§ **What to work on**:
Scan the lines below; pull out those with "this".

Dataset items
»»

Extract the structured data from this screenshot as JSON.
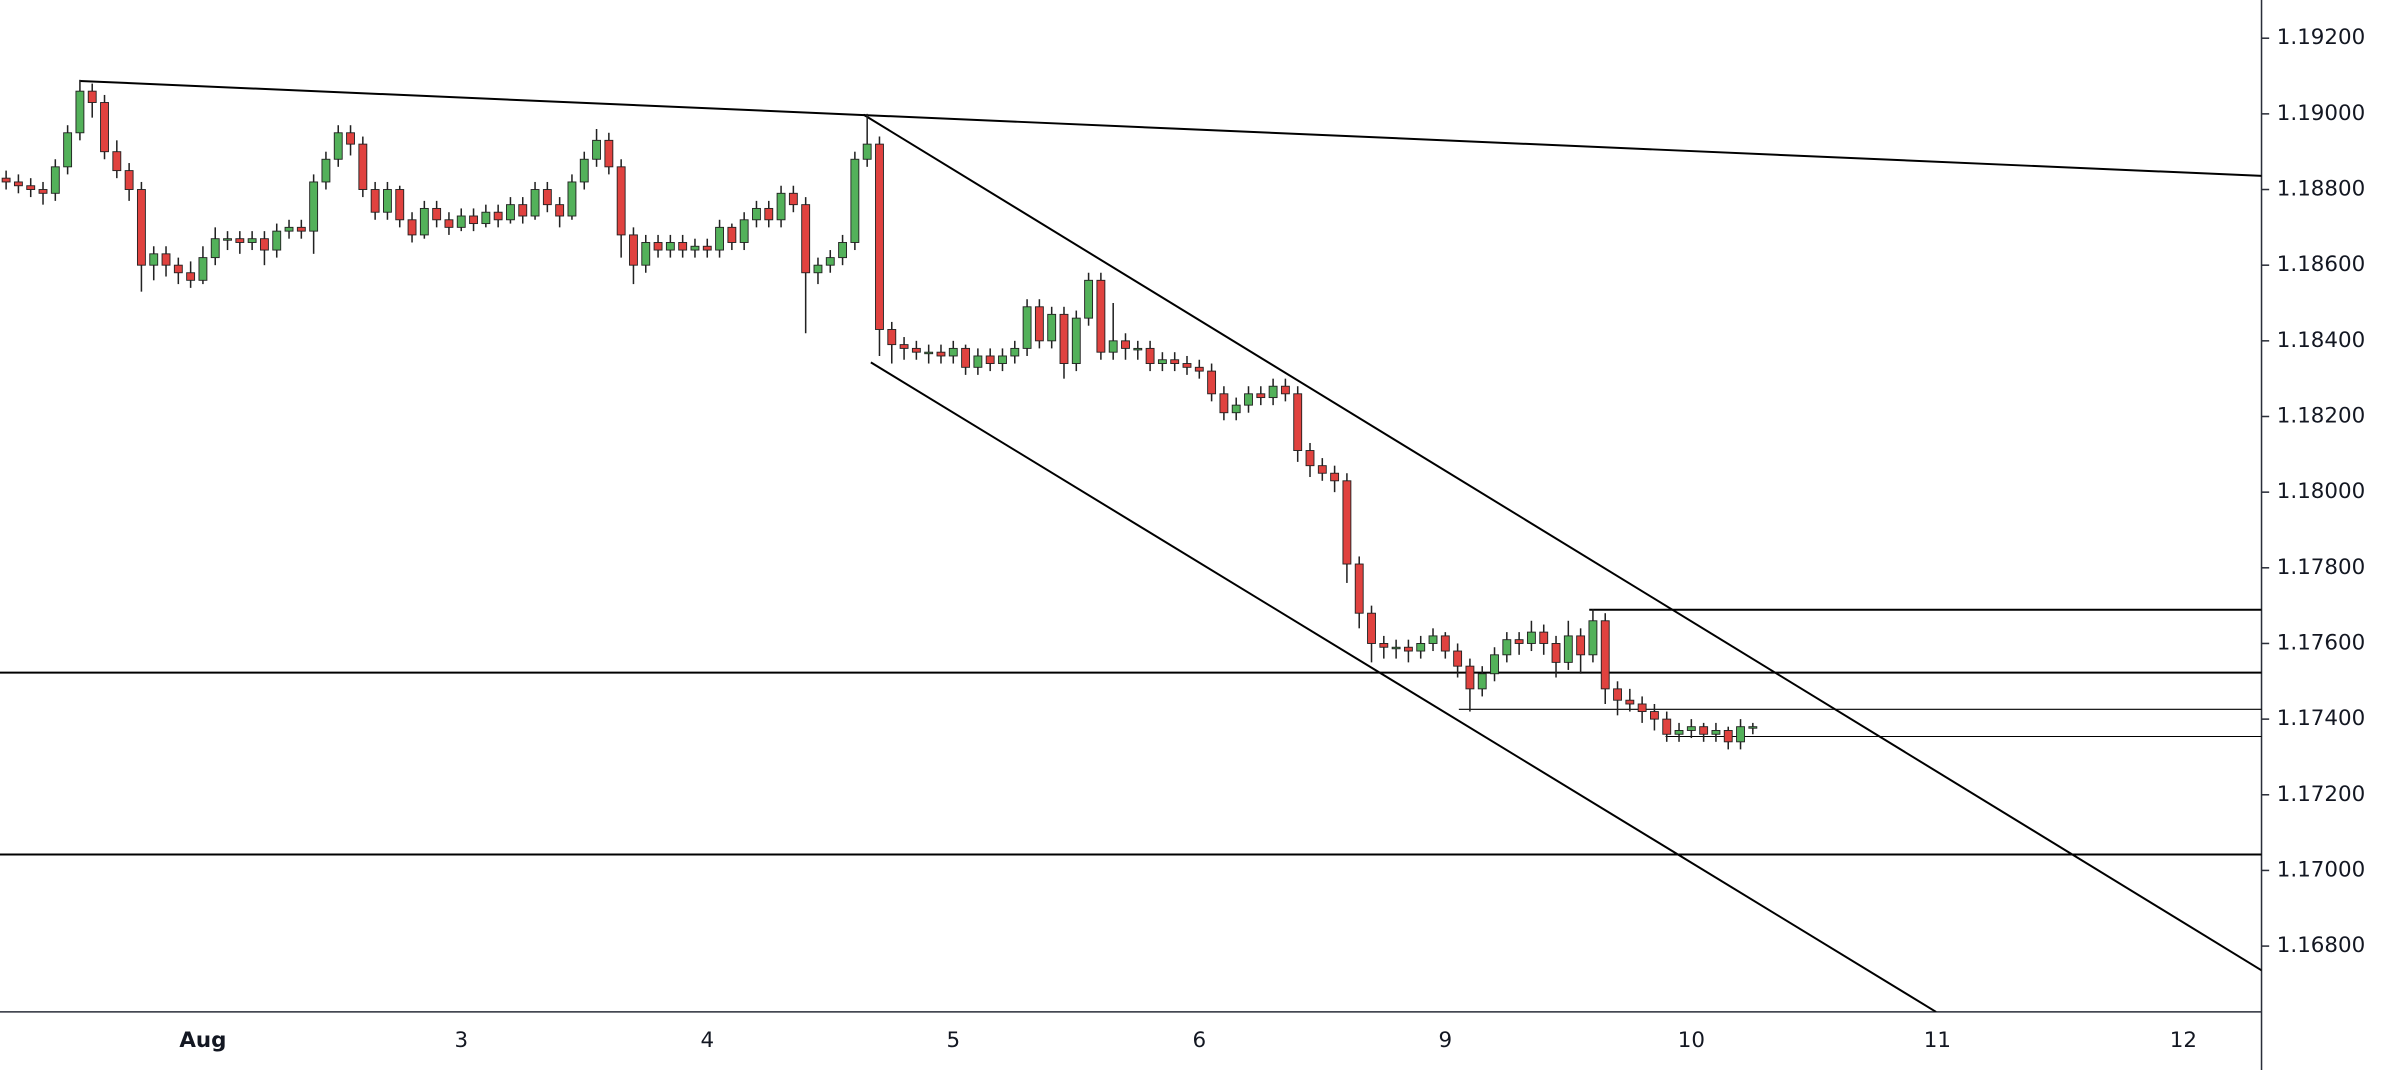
{
  "chart_data": {
    "type": "candlestick",
    "categories": [
      null,
      null,
      null,
      null,
      null,
      null,
      null,
      null,
      null,
      null,
      null,
      null,
      null,
      null,
      null,
      null,
      "Aug",
      null,
      null,
      null,
      null,
      null,
      null,
      null,
      null,
      null,
      null,
      null,
      null,
      null,
      null,
      null,
      null,
      null,
      null,
      null,
      null,
      "3",
      null,
      null,
      null,
      null,
      null,
      null,
      null,
      null,
      null,
      null,
      null,
      null,
      null,
      null,
      null,
      null,
      null,
      null,
      null,
      "4",
      null,
      null,
      null,
      null,
      null,
      null,
      null,
      null,
      null,
      null,
      null,
      null,
      null,
      null,
      null,
      null,
      null,
      null,
      null,
      "5",
      null,
      null,
      null,
      null,
      null,
      null,
      null,
      null,
      null,
      null,
      null,
      null,
      null,
      null,
      null,
      null,
      null,
      null,
      null,
      "6",
      null,
      null,
      null,
      null,
      null,
      null,
      null,
      null,
      null,
      null,
      null,
      null,
      null,
      null,
      null,
      null,
      null,
      null,
      null,
      "9",
      null,
      null,
      null,
      null,
      null,
      null,
      null,
      null,
      null,
      null,
      null,
      null,
      null,
      null,
      null,
      null,
      null,
      null,
      null,
      "10",
      null,
      null,
      null,
      null,
      null,
      null,
      null,
      null,
      null,
      null,
      null,
      null,
      null,
      null,
      null,
      null,
      null,
      null,
      null,
      "11",
      null,
      null,
      null,
      null,
      null,
      null,
      null,
      null,
      null,
      null,
      null,
      null,
      null,
      null,
      null,
      null,
      null,
      null,
      null,
      "12"
    ],
    "open": [
      1.1883,
      1.1882,
      1.1881,
      1.188,
      1.1879,
      1.1886,
      1.1895,
      1.1906,
      1.1903,
      1.189,
      1.1885,
      1.188,
      1.186,
      1.1863,
      1.186,
      1.1858,
      1.1856,
      1.1862,
      1.1867,
      1.1867,
      1.1866,
      1.1867,
      1.1864,
      1.1869,
      1.187,
      1.1869,
      1.1882,
      1.1888,
      1.1895,
      1.1892,
      1.188,
      1.1874,
      1.188,
      1.1872,
      1.1868,
      1.1875,
      1.1872,
      1.187,
      1.1873,
      1.1871,
      1.1874,
      1.1872,
      1.1876,
      1.1873,
      1.188,
      1.1876,
      1.1873,
      1.1882,
      1.1888,
      1.1893,
      1.1886,
      1.1868,
      1.186,
      1.1866,
      1.1864,
      1.1866,
      1.1864,
      1.1865,
      1.1864,
      1.187,
      1.1866,
      1.1872,
      1.1875,
      1.1872,
      1.1879,
      1.1876,
      1.1858,
      1.186,
      1.1862,
      1.1866,
      1.1888,
      1.1892,
      1.1843,
      1.1839,
      1.1838,
      1.1837,
      1.1837,
      1.1836,
      1.1838,
      1.1833,
      1.1836,
      1.1834,
      1.1836,
      1.1838,
      1.1849,
      1.184,
      1.1847,
      1.1834,
      1.1846,
      1.1856,
      1.1837,
      1.184,
      1.1838,
      1.1838,
      1.1834,
      1.1835,
      1.1834,
      1.1833,
      1.1832,
      1.1826,
      1.1821,
      1.1823,
      1.1826,
      1.1825,
      1.1828,
      1.1826,
      1.1811,
      1.1807,
      1.1805,
      1.1803,
      1.1781,
      1.1768,
      1.176,
      1.1759,
      1.1759,
      1.1758,
      1.176,
      1.1762,
      1.1758,
      1.1754,
      1.1748,
      1.1752,
      1.1757,
      1.1761,
      1.176,
      1.1763,
      1.176,
      1.1755,
      1.1762,
      1.1757,
      1.1766,
      1.1748,
      1.1745,
      1.1744,
      1.1742,
      1.174,
      1.1736,
      1.1737,
      1.1738,
      1.1736,
      1.1737,
      1.1734,
      1.1738,
      null,
      null,
      null,
      null,
      null,
      null,
      null,
      null,
      null,
      null,
      null,
      null,
      null,
      null,
      null,
      null,
      null,
      null,
      null,
      null,
      null,
      null,
      null,
      null,
      null,
      null,
      null,
      null,
      null,
      null,
      null,
      null,
      null,
      null,
      null
    ],
    "high": [
      1.1885,
      1.1884,
      1.1883,
      1.1882,
      1.1888,
      1.1897,
      1.1909,
      1.1908,
      1.1905,
      1.1893,
      1.1887,
      1.1882,
      1.1865,
      1.1865,
      1.1862,
      1.1861,
      1.1865,
      1.187,
      1.1869,
      1.1869,
      1.1869,
      1.1869,
      1.1871,
      1.1872,
      1.1872,
      1.1884,
      1.189,
      1.1897,
      1.1897,
      1.1894,
      1.1882,
      1.1882,
      1.1881,
      1.1874,
      1.1877,
      1.1877,
      1.1874,
      1.1875,
      1.1875,
      1.1876,
      1.1876,
      1.1878,
      1.1878,
      1.1882,
      1.1882,
      1.1878,
      1.1884,
      1.189,
      1.1896,
      1.1895,
      1.1888,
      1.187,
      1.1868,
      1.1868,
      1.1868,
      1.1868,
      1.1867,
      1.1867,
      1.1872,
      1.1871,
      1.1874,
      1.1877,
      1.1877,
      1.1881,
      1.1881,
      1.1878,
      1.1862,
      1.1864,
      1.1868,
      1.189,
      1.19,
      1.1894,
      1.1845,
      1.1841,
      1.184,
      1.1839,
      1.1839,
      1.184,
      1.1839,
      1.1838,
      1.1838,
      1.1838,
      1.184,
      1.1851,
      1.1851,
      1.1849,
      1.1849,
      1.1848,
      1.1858,
      1.1858,
      1.185,
      1.1842,
      1.184,
      1.184,
      1.1837,
      1.1837,
      1.1836,
      1.1835,
      1.1834,
      1.1828,
      1.1825,
      1.1828,
      1.1828,
      1.183,
      1.183,
      1.1828,
      1.1813,
      1.1809,
      1.1807,
      1.1805,
      1.1783,
      1.177,
      1.1762,
      1.1761,
      1.1761,
      1.1762,
      1.1764,
      1.1763,
      1.176,
      1.1756,
      1.1754,
      1.1759,
      1.1763,
      1.1763,
      1.1766,
      1.1765,
      1.1762,
      1.1766,
      1.1764,
      1.1769,
      1.1768,
      1.175,
      1.1748,
      1.1746,
      1.1744,
      1.1742,
      1.1739,
      1.174,
      1.1739,
      1.1739,
      1.1738,
      1.174,
      1.1739,
      null,
      null,
      null,
      null,
      null,
      null,
      null,
      null,
      null,
      null,
      null,
      null,
      null,
      null,
      null,
      null,
      null,
      null,
      null,
      null,
      null,
      null,
      null,
      null,
      null,
      null,
      null,
      null,
      null,
      null,
      null,
      null,
      null,
      null,
      null
    ],
    "low": [
      1.188,
      1.1879,
      1.1878,
      1.1876,
      1.1877,
      1.1884,
      1.1893,
      1.1899,
      1.1888,
      1.1883,
      1.1877,
      1.1853,
      1.1856,
      1.1857,
      1.1855,
      1.1854,
      1.1855,
      1.186,
      1.1864,
      1.1863,
      1.1864,
      1.186,
      1.1862,
      1.1867,
      1.1867,
      1.1863,
      1.188,
      1.1886,
      1.1889,
      1.1878,
      1.1872,
      1.1872,
      1.187,
      1.1866,
      1.1867,
      1.187,
      1.1868,
      1.1869,
      1.1869,
      1.187,
      1.187,
      1.1871,
      1.1871,
      1.1872,
      1.1874,
      1.187,
      1.1872,
      1.188,
      1.1886,
      1.1884,
      1.1862,
      1.1855,
      1.1858,
      1.1862,
      1.1862,
      1.1862,
      1.1862,
      1.1862,
      1.1862,
      1.1864,
      1.1864,
      1.187,
      1.187,
      1.187,
      1.1874,
      1.1842,
      1.1855,
      1.1858,
      1.186,
      1.1864,
      1.1886,
      1.1836,
      1.1834,
      1.1835,
      1.1835,
      1.1834,
      1.1834,
      1.1834,
      1.1831,
      1.1831,
      1.1832,
      1.1832,
      1.1834,
      1.1836,
      1.1838,
      1.1838,
      1.183,
      1.1832,
      1.1844,
      1.1835,
      1.1835,
      1.1835,
      1.1835,
      1.1832,
      1.1832,
      1.1832,
      1.1831,
      1.183,
      1.1824,
      1.1819,
      1.1819,
      1.1821,
      1.1823,
      1.1823,
      1.1824,
      1.1808,
      1.1804,
      1.1803,
      1.18,
      1.1776,
      1.1764,
      1.1755,
      1.1756,
      1.1756,
      1.1755,
      1.1756,
      1.1758,
      1.1756,
      1.1751,
      1.1742,
      1.1746,
      1.175,
      1.1755,
      1.1757,
      1.1758,
      1.1757,
      1.1751,
      1.1753,
      1.1752,
      1.1755,
      1.1744,
      1.1741,
      1.1742,
      1.1739,
      1.1737,
      1.1734,
      1.1734,
      1.1735,
      1.1734,
      1.1734,
      1.1732,
      1.1732,
      1.1736,
      null,
      null,
      null,
      null,
      null,
      null,
      null,
      null,
      null,
      null,
      null,
      null,
      null,
      null,
      null,
      null,
      null,
      null,
      null,
      null,
      null,
      null,
      null,
      null,
      null,
      null,
      null,
      null,
      null,
      null,
      null,
      null,
      null,
      null,
      null
    ],
    "close": [
      1.1882,
      1.1881,
      1.188,
      1.1879,
      1.1886,
      1.1895,
      1.1906,
      1.1903,
      1.189,
      1.1885,
      1.188,
      1.186,
      1.1863,
      1.186,
      1.1858,
      1.1856,
      1.1862,
      1.1867,
      1.1867,
      1.1866,
      1.1867,
      1.1864,
      1.1869,
      1.187,
      1.1869,
      1.1882,
      1.1888,
      1.1895,
      1.1892,
      1.188,
      1.1874,
      1.188,
      1.1872,
      1.1868,
      1.1875,
      1.1872,
      1.187,
      1.1873,
      1.1871,
      1.1874,
      1.1872,
      1.1876,
      1.1873,
      1.188,
      1.1876,
      1.1873,
      1.1882,
      1.1888,
      1.1893,
      1.1886,
      1.1868,
      1.186,
      1.1866,
      1.1864,
      1.1866,
      1.1864,
      1.1865,
      1.1864,
      1.187,
      1.1866,
      1.1872,
      1.1875,
      1.1872,
      1.1879,
      1.1876,
      1.1858,
      1.186,
      1.1862,
      1.1866,
      1.1888,
      1.1892,
      1.1843,
      1.1839,
      1.1838,
      1.1837,
      1.1837,
      1.1836,
      1.1838,
      1.1833,
      1.1836,
      1.1834,
      1.1836,
      1.1838,
      1.1849,
      1.184,
      1.1847,
      1.1834,
      1.1846,
      1.1856,
      1.1837,
      1.184,
      1.1838,
      1.1838,
      1.1834,
      1.1835,
      1.1834,
      1.1833,
      1.1832,
      1.1826,
      1.1821,
      1.1823,
      1.1826,
      1.1825,
      1.1828,
      1.1826,
      1.1811,
      1.1807,
      1.1805,
      1.1803,
      1.1781,
      1.1768,
      1.176,
      1.1759,
      1.1759,
      1.1758,
      1.176,
      1.1762,
      1.1758,
      1.1754,
      1.1748,
      1.1752,
      1.1757,
      1.1761,
      1.176,
      1.1763,
      1.176,
      1.1755,
      1.1762,
      1.1757,
      1.1766,
      1.1748,
      1.1745,
      1.1744,
      1.1742,
      1.174,
      1.1736,
      1.1737,
      1.1738,
      1.1736,
      1.1737,
      1.1734,
      1.1738,
      1.1738,
      null,
      null,
      null,
      null,
      null,
      null,
      null,
      null,
      null,
      null,
      null,
      null,
      null,
      null,
      null,
      null,
      null,
      null,
      null,
      null,
      null,
      null,
      null,
      null,
      null,
      null,
      null,
      null,
      null,
      null,
      null,
      null,
      null,
      null,
      null
    ],
    "up_color": "#53b15a",
    "down_color": "#e0423f",
    "ylim": [
      1.16626,
      1.19301
    ],
    "yticks": [
      {
        "value": 1.168,
        "label": "1.16800"
      },
      {
        "value": 1.17,
        "label": "1.17000"
      },
      {
        "value": 1.172,
        "label": "1.17200"
      },
      {
        "value": 1.174,
        "label": "1.17400"
      },
      {
        "value": 1.176,
        "label": "1.17600"
      },
      {
        "value": 1.178,
        "label": "1.17800"
      },
      {
        "value": 1.18,
        "label": "1.18000"
      },
      {
        "value": 1.182,
        "label": "1.18200"
      },
      {
        "value": 1.184,
        "label": "1.18400"
      },
      {
        "value": 1.186,
        "label": "1.18600"
      },
      {
        "value": 1.188,
        "label": "1.18800"
      },
      {
        "value": 1.19,
        "label": "1.19000"
      },
      {
        "value": 1.192,
        "label": "1.19200"
      }
    ],
    "horizontal_lines": [
      1.17523,
      1.17042
    ],
    "rays": [
      {
        "start": 128.7,
        "price": 1.17689
      },
      {
        "start": 118.1,
        "price": 1.17426
      },
      {
        "start": 134.9,
        "price": 1.17354
      }
    ],
    "trend_lines": [
      {
        "x": [
          6,
          183.4
        ],
        "y": [
          1.19087,
          1.18836
        ]
      },
      {
        "x": [
          69.7,
          183.4
        ],
        "y": [
          1.18998,
          1.16735
        ]
      },
      {
        "x": [
          70.3,
          156.9
        ],
        "y": [
          1.18343,
          1.16626
        ]
      }
    ],
    "grid": false
  }
}
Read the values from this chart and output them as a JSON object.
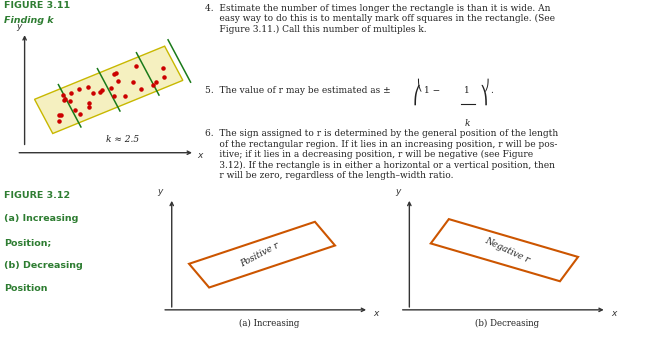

««

§ **Exercise answer**:
Extract the structured data from this screenshot as JSON.
Read the values from this chart and output them as a JSON object.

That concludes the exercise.